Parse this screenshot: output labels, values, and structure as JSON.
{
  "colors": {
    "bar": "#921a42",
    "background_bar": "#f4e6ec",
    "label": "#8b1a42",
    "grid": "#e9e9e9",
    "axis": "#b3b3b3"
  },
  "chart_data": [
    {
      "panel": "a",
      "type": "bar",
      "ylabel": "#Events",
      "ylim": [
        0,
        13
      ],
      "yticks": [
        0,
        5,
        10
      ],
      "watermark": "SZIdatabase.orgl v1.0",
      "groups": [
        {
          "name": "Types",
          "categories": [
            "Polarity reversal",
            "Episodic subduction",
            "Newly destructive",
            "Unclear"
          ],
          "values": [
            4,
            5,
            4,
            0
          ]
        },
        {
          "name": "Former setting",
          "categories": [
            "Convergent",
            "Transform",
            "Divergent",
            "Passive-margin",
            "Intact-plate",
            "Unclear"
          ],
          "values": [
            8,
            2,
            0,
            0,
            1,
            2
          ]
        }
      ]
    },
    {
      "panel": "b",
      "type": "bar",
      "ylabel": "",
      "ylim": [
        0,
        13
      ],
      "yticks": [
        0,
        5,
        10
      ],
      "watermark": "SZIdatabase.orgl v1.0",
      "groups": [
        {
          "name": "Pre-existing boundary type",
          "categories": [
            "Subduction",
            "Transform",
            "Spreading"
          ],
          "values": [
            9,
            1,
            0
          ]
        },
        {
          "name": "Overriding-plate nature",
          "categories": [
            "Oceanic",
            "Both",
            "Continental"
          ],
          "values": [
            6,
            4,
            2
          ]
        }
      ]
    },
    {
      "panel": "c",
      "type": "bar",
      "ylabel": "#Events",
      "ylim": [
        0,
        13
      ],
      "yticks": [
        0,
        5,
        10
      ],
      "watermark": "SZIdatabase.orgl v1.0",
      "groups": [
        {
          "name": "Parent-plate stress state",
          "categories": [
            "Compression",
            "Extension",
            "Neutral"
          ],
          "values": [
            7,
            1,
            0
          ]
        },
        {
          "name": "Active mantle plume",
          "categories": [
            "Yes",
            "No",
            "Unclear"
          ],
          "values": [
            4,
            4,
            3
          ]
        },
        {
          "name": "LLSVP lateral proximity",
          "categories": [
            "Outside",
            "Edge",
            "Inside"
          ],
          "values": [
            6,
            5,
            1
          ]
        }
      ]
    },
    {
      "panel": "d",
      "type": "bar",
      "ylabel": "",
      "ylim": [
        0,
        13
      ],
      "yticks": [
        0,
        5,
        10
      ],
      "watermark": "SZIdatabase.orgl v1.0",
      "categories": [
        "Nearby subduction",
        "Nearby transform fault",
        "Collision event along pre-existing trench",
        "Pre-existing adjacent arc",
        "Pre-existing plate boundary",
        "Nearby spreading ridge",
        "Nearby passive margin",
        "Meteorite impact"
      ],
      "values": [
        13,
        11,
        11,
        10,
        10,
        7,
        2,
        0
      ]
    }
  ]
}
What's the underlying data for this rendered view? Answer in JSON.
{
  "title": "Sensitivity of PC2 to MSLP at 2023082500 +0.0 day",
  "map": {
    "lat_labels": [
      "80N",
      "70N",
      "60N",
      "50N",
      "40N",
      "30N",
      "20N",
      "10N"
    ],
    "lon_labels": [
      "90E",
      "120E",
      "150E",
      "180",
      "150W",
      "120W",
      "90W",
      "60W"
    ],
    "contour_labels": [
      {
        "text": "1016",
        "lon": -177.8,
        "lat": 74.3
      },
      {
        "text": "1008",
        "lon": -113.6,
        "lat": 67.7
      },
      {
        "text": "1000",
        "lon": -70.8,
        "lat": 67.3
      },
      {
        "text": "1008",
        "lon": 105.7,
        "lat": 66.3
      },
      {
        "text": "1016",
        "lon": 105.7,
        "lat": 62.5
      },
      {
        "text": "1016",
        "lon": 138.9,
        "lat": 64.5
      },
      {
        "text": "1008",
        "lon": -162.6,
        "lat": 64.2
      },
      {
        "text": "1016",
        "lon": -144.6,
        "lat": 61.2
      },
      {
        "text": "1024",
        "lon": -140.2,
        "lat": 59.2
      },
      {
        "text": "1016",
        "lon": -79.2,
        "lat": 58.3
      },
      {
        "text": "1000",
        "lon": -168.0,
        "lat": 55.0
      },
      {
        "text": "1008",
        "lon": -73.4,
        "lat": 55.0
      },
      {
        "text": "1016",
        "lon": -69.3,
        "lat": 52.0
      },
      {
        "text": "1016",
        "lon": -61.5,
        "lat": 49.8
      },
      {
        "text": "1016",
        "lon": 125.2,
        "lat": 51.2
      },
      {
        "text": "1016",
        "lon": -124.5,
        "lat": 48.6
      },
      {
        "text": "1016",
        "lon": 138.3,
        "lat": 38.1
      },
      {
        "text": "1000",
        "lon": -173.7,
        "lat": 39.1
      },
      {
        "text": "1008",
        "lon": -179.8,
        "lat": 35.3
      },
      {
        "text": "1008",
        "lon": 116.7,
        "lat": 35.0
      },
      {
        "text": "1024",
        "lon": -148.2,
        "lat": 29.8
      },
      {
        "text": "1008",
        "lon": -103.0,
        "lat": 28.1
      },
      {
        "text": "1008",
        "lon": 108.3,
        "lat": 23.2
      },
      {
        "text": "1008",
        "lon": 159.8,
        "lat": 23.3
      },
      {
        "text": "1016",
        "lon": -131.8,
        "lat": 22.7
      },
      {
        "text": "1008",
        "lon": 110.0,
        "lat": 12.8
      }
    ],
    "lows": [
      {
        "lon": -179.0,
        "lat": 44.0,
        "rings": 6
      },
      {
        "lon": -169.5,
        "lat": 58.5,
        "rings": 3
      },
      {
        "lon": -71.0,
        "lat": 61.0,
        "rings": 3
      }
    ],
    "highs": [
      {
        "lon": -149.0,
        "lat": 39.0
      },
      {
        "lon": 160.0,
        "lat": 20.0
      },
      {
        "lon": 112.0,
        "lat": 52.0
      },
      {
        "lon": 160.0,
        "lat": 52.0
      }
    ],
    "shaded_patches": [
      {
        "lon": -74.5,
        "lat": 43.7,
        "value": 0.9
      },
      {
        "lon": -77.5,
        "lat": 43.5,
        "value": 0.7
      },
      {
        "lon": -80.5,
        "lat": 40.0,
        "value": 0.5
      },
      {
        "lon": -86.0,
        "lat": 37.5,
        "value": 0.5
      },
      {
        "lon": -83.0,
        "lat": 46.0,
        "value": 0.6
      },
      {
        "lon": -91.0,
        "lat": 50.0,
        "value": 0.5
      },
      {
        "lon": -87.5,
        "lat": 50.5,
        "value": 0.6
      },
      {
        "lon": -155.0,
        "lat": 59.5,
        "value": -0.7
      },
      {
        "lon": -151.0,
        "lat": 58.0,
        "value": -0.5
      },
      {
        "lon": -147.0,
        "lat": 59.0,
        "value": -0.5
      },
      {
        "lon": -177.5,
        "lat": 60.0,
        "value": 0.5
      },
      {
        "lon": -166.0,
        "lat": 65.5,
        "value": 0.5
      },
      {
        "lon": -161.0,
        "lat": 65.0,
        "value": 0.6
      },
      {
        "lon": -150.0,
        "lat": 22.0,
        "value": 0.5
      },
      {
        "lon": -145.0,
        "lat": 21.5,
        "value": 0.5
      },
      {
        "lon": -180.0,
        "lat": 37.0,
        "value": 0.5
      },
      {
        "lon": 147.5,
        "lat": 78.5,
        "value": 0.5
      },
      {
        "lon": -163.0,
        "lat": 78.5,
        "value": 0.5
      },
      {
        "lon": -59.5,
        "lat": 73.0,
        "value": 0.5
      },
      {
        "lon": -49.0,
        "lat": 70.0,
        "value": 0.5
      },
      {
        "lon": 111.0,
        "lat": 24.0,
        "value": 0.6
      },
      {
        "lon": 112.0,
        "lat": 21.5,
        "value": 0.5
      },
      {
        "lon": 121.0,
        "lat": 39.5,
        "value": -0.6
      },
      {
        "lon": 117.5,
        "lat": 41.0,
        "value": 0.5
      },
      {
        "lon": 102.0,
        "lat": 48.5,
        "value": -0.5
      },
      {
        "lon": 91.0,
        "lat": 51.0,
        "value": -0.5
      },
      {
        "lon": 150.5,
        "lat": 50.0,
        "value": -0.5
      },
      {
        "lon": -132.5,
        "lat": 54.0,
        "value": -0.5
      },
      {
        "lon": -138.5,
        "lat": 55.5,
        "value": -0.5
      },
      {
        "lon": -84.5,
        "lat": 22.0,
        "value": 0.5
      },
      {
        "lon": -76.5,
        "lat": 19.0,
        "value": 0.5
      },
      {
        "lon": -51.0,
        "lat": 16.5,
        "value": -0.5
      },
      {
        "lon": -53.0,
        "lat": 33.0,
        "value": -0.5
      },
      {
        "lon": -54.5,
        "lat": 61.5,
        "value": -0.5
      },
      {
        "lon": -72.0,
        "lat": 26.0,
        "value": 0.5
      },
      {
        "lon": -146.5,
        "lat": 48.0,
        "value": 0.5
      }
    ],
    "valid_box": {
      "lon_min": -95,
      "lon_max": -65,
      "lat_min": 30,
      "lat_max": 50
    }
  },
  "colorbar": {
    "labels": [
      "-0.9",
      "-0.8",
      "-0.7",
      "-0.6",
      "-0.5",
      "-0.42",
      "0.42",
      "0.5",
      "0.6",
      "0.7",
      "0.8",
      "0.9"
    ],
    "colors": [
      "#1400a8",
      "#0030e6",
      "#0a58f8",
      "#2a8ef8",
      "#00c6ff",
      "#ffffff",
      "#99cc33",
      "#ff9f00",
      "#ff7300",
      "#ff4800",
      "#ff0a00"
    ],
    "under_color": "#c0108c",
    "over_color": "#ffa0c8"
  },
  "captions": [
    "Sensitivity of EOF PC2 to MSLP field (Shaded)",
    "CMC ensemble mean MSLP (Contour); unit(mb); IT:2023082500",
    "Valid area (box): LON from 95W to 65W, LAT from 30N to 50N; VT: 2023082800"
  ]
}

################

Locate the word "margin" in the records and collect each line it appears in.

:: Result for this exercise ::
            "Passive-margin",
        "Nearby passive margin",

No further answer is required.